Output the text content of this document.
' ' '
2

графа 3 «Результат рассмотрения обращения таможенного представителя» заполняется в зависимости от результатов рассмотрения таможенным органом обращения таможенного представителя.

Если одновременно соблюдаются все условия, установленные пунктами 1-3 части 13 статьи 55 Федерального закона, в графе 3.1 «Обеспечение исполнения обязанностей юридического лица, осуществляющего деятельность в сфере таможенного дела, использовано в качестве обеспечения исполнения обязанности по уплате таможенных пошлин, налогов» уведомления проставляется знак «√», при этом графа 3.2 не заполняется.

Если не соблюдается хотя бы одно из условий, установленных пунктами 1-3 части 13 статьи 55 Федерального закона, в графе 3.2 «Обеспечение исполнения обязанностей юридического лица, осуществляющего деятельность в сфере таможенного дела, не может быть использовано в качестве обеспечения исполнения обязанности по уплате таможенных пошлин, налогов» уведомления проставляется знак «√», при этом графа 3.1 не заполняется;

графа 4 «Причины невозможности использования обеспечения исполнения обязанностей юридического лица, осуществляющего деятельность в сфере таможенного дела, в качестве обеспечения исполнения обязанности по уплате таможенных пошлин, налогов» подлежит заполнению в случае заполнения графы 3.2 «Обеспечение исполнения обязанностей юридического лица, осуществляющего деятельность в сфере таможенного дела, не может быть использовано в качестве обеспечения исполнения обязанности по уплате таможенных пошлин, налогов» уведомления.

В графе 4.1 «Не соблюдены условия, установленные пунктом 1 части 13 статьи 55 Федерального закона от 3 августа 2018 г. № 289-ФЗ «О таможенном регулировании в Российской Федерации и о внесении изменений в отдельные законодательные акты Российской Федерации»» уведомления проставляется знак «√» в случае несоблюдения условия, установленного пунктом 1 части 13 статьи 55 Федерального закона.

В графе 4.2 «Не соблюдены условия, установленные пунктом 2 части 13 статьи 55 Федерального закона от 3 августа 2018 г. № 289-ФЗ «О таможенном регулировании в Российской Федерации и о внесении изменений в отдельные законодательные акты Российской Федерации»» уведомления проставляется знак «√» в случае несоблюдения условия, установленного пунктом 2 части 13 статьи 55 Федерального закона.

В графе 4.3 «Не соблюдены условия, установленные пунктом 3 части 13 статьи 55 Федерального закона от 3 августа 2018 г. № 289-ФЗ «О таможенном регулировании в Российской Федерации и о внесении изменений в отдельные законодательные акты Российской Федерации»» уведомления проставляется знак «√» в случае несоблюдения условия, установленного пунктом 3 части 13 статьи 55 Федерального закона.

§

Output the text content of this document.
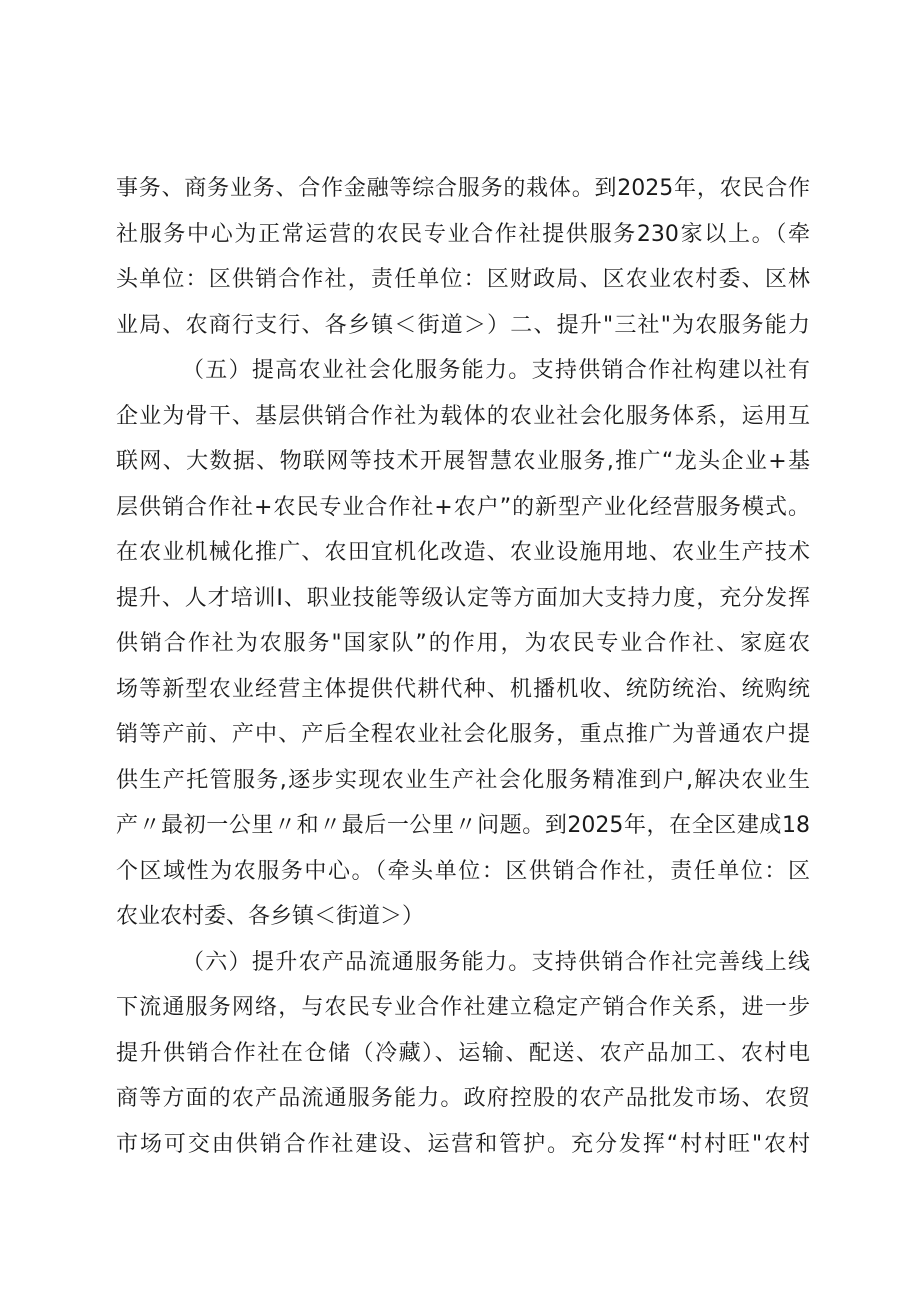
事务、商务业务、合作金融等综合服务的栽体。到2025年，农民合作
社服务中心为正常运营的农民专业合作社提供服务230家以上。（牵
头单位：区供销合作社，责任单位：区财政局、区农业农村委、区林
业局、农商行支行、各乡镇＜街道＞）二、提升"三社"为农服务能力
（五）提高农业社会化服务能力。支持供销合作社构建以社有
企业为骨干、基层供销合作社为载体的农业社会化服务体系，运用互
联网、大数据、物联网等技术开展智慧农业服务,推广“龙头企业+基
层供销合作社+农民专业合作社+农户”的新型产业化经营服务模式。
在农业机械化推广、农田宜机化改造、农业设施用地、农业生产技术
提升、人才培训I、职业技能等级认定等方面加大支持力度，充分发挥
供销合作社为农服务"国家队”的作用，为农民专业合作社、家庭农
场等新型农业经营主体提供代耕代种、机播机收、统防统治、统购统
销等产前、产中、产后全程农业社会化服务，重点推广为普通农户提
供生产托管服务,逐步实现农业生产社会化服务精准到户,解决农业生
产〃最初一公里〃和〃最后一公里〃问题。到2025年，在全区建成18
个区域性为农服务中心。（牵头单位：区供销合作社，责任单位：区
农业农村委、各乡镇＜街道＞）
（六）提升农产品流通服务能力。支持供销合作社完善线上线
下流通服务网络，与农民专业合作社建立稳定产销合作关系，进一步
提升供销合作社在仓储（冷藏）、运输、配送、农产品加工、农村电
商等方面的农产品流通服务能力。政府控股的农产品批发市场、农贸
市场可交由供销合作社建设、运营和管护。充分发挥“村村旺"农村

§

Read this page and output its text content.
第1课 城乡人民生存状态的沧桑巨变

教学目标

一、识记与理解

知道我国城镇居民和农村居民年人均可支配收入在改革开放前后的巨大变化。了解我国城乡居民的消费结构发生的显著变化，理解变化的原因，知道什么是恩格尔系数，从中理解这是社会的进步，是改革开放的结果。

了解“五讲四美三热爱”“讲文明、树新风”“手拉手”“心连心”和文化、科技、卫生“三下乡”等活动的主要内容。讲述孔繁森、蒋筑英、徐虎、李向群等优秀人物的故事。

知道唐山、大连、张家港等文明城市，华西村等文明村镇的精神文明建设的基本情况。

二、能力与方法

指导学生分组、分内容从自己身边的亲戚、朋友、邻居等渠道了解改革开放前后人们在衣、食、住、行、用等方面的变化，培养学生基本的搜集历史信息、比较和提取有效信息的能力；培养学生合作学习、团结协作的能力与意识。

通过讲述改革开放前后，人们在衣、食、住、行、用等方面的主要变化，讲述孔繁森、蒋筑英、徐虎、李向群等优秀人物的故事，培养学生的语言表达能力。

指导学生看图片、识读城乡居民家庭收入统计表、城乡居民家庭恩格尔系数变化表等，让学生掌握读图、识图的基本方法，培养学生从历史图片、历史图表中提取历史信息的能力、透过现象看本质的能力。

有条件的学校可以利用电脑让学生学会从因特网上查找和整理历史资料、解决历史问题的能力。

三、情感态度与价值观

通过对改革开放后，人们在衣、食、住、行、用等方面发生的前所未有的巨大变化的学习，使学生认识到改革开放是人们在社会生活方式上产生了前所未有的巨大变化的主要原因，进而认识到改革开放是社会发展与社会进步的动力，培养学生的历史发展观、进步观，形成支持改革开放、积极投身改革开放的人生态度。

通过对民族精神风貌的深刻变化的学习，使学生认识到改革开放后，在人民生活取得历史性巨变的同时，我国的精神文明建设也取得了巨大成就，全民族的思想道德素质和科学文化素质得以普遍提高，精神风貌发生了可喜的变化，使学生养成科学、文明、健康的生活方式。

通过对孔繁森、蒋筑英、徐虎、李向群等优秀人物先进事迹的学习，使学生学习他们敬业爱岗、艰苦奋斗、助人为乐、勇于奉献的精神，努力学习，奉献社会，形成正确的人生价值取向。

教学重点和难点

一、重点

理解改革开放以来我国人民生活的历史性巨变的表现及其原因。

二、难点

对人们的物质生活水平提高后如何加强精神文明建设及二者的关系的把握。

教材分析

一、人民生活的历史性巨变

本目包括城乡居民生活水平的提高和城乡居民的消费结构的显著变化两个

§

* [What the exercise asks] Locate all lines holding the word "сфере", then copy them out.

* [Exercise response]
Если одновременно соблюдаются все условия, установленные пунктами 1-3 части 13 статьи 55 Федерального закона, в графе 3.1 «Обеспечение исполнения обязанностей юридического лица, осуществляющего деятельность в сфере таможенного дела, использовано в качестве обеспечения исполнения обязанности по уплате таможенных пошлин, налогов» уведомления проставляется знак «√», при этом графа 3.2 не заполняется.
Если не соблюдается хотя бы одно из условий, установленных пунктами 1-3 части 13 статьи 55 Федерального закона, в графе 3.2 «Обеспечение исполнения обязанностей юридического лица, осуществляющего деятельность в сфере таможенного дела, не может быть использовано в качестве обеспечения исполнения обязанности по уплате таможенных пошлин, налогов» уведомления проставляется знак «√», при этом графа 3.1 не заполняется;
графа 4 «Причины невозможности использования обеспечения исполнения обязанностей юридического лица, осуществляющего деятельность в сфере таможенного дела, в качестве обеспечения исполнения обязанности по уплате таможенных пошлин, налогов» подлежит заполнению в случае заполнения графы 3.2 «Обеспечение исполнения обязанностей юридического лица, осуществляющего деятельность в сфере таможенного дела, не может быть использовано в качестве обеспечения исполнения обязанности по уплате таможенных пошлин, налогов» уведомления.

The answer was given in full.